### WHAT TO PRODUCE
Select the lines of the records containing the word "true" and list them.

···

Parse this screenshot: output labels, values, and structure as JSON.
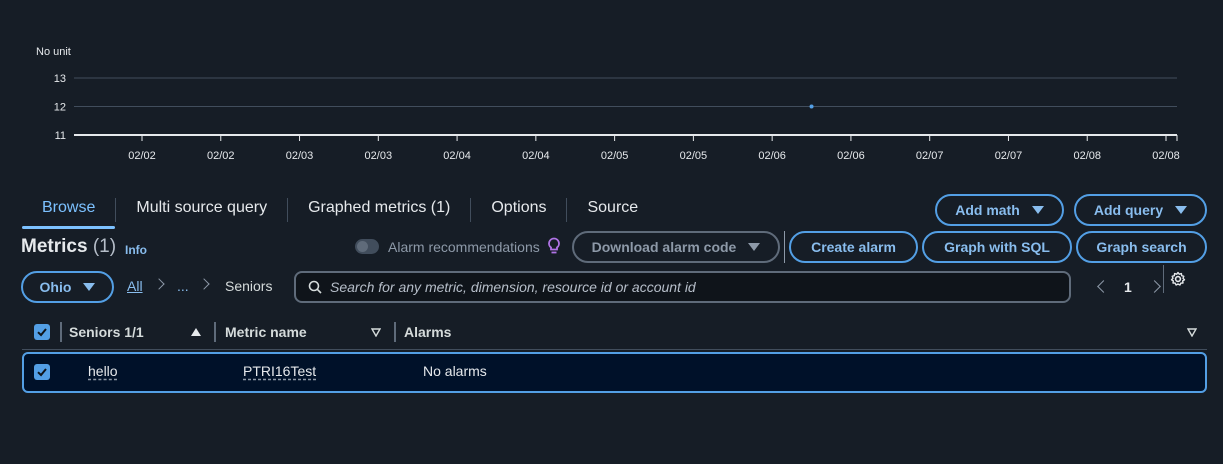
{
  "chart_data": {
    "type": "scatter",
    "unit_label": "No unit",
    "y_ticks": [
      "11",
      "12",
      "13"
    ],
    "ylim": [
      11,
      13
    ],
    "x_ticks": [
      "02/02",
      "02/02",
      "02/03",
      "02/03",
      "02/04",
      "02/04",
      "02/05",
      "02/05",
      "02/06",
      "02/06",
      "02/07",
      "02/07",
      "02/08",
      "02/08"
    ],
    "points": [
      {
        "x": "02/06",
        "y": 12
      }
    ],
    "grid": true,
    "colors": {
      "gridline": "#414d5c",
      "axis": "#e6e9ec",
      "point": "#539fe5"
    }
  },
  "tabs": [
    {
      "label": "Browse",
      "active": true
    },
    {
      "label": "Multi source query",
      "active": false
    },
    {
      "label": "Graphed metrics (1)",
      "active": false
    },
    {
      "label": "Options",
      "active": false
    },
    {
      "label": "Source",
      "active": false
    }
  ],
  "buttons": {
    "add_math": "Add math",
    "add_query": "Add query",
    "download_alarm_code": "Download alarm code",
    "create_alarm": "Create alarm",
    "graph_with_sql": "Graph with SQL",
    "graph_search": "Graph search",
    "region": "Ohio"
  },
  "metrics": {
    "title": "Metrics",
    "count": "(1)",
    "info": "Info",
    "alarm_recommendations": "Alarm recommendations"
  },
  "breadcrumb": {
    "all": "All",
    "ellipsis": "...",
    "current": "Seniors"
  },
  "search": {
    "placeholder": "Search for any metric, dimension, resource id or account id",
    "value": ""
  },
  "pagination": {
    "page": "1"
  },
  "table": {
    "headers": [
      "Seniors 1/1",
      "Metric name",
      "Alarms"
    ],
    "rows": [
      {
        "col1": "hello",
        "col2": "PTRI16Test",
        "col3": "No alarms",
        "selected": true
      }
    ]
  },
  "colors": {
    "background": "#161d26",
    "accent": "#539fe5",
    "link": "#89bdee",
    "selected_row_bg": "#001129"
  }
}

···

### ANSWER TO THIS PROBLEM
    "grid": true,
      "active": true
        "selected": true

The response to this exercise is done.